(What is required): Which lines below hold the word "землепользованию"? Copy all of them.

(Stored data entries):
==============================

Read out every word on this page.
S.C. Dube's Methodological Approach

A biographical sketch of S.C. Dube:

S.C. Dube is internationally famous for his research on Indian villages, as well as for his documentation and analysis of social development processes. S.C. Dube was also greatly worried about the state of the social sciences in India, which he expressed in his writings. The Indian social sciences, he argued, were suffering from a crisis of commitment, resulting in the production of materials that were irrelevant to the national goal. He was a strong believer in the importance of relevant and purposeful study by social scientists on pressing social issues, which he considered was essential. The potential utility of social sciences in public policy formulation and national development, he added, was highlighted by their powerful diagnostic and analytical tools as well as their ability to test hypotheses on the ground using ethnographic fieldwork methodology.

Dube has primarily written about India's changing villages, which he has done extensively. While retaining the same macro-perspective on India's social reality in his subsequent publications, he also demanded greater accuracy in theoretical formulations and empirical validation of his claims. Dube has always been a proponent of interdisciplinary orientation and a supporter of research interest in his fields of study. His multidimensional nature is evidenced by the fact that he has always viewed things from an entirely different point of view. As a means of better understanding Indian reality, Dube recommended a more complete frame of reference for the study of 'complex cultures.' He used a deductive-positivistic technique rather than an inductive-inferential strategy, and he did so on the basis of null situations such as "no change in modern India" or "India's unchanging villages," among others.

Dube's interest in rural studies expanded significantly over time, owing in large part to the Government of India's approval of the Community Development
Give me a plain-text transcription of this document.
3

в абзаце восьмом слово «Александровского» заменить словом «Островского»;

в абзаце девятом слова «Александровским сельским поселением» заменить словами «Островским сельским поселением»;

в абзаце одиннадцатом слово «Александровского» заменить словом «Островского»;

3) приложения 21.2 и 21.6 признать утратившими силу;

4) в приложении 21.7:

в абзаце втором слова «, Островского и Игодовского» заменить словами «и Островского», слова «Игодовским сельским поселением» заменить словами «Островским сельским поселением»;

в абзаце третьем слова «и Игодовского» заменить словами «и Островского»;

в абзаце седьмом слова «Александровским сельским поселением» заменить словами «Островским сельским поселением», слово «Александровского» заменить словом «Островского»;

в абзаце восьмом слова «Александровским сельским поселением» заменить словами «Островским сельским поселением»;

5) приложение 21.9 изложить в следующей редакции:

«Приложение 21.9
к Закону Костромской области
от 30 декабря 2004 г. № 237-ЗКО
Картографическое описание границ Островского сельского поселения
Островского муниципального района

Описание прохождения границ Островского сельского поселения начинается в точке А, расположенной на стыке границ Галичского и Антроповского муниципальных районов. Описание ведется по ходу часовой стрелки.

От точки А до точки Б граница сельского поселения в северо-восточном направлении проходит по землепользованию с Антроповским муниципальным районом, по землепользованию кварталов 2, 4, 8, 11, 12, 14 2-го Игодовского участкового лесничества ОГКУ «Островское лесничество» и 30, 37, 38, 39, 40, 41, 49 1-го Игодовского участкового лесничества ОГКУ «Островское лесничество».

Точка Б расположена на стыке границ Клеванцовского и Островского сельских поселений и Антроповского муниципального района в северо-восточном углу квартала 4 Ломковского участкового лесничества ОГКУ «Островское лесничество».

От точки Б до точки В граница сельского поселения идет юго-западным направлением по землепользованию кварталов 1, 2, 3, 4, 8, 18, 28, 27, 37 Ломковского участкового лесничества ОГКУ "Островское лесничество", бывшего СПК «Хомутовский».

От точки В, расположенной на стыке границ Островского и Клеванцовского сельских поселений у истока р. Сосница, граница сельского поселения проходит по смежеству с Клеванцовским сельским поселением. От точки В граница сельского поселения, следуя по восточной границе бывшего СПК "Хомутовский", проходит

==============================

(Full output):
От точки А до точки Б граница сельского поселения в северо-восточном направлении проходит по землепользованию с Антроповским муниципальным районом, по землепользованию кварталов 2, 4, 8, 11, 12, 14 2-го Игодовского участкового лесничества ОГКУ «Островское лесничество» и 30, 37, 38, 39, 40, 41, 49 1-го Игодовского участкового лесничества ОГКУ «Островское лесничество».
От точки Б до точки В граница сельского поселения идет юго-западным направлением по землепользованию кварталов 1, 2, 3, 4, 8, 18, 28, 27, 37 Ломковского участкового лесничества ОГКУ "Островское лесничество", бывшего СПК «Хомутовский».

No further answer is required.